[Dataset entries]
◇ ◇ ◇

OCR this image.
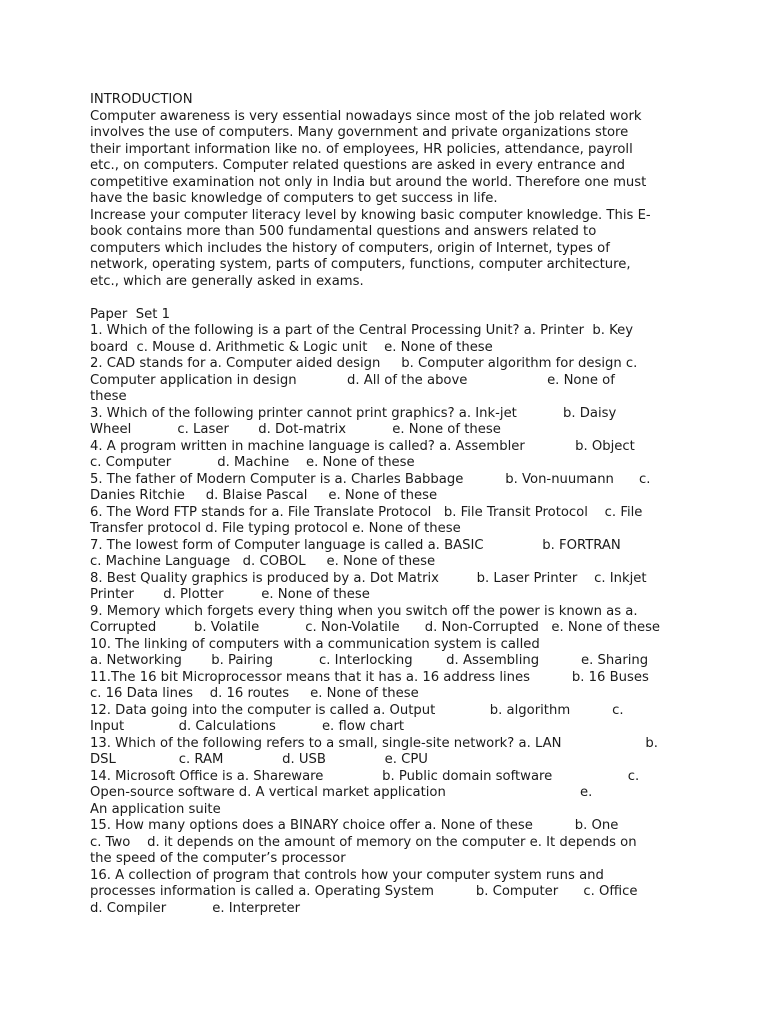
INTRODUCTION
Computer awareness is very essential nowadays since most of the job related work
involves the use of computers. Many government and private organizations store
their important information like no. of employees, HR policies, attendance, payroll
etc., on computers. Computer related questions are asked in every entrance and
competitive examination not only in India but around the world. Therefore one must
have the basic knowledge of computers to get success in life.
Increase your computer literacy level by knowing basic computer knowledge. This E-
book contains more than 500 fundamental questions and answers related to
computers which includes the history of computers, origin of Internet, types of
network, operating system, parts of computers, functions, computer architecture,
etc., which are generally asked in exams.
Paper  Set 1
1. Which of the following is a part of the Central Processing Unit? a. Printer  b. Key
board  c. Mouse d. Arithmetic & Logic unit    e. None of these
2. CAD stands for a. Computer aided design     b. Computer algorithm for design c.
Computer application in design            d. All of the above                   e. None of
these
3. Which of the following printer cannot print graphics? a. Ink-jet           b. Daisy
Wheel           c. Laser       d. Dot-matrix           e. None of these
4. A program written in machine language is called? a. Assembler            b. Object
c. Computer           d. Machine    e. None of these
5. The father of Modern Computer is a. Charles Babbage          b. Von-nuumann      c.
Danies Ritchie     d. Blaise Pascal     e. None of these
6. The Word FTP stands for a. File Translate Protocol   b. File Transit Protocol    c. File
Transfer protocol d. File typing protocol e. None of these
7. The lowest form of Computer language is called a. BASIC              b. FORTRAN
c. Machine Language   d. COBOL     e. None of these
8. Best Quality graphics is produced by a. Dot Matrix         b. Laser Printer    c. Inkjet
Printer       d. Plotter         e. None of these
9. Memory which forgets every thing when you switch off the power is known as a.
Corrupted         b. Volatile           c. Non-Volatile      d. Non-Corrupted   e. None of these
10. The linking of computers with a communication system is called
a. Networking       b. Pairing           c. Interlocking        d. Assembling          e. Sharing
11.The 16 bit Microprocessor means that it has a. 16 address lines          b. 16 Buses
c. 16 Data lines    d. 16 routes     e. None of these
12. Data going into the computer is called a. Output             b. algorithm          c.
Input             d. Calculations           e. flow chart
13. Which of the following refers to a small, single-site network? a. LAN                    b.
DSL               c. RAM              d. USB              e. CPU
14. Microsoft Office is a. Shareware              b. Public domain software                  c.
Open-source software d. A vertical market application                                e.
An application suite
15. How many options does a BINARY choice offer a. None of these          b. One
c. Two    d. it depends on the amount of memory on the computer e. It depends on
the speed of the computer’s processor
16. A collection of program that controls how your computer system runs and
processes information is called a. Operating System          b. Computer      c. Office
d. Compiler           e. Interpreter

◇ ◇ ◇

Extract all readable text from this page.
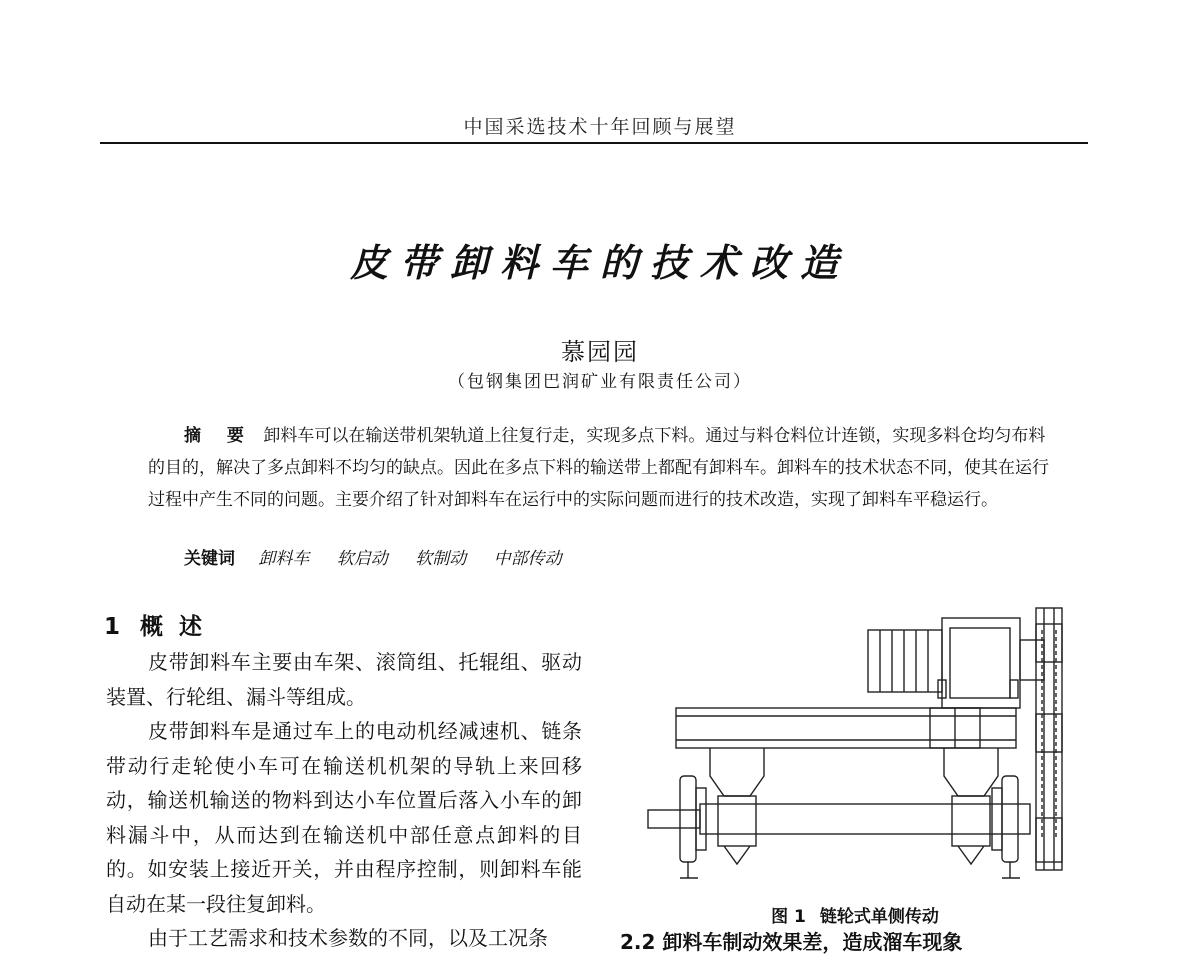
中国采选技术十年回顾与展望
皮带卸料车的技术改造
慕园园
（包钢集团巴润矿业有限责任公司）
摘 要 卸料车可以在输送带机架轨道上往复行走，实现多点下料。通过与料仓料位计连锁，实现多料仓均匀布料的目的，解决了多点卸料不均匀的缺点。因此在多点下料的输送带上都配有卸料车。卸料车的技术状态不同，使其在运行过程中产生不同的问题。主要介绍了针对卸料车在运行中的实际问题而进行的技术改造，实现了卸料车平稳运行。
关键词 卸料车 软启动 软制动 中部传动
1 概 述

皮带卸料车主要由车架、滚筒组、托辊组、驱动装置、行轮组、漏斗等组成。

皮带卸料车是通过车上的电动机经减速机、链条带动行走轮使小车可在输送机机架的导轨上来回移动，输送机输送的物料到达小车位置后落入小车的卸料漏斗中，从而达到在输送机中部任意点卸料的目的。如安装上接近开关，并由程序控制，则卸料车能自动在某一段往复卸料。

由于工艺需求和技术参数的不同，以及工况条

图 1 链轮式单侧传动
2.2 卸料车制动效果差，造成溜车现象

◇ ◇ ◇

- What the task requires
Tell how many lines in the records above contain "that", giving the number and no other words.

- Task answer
2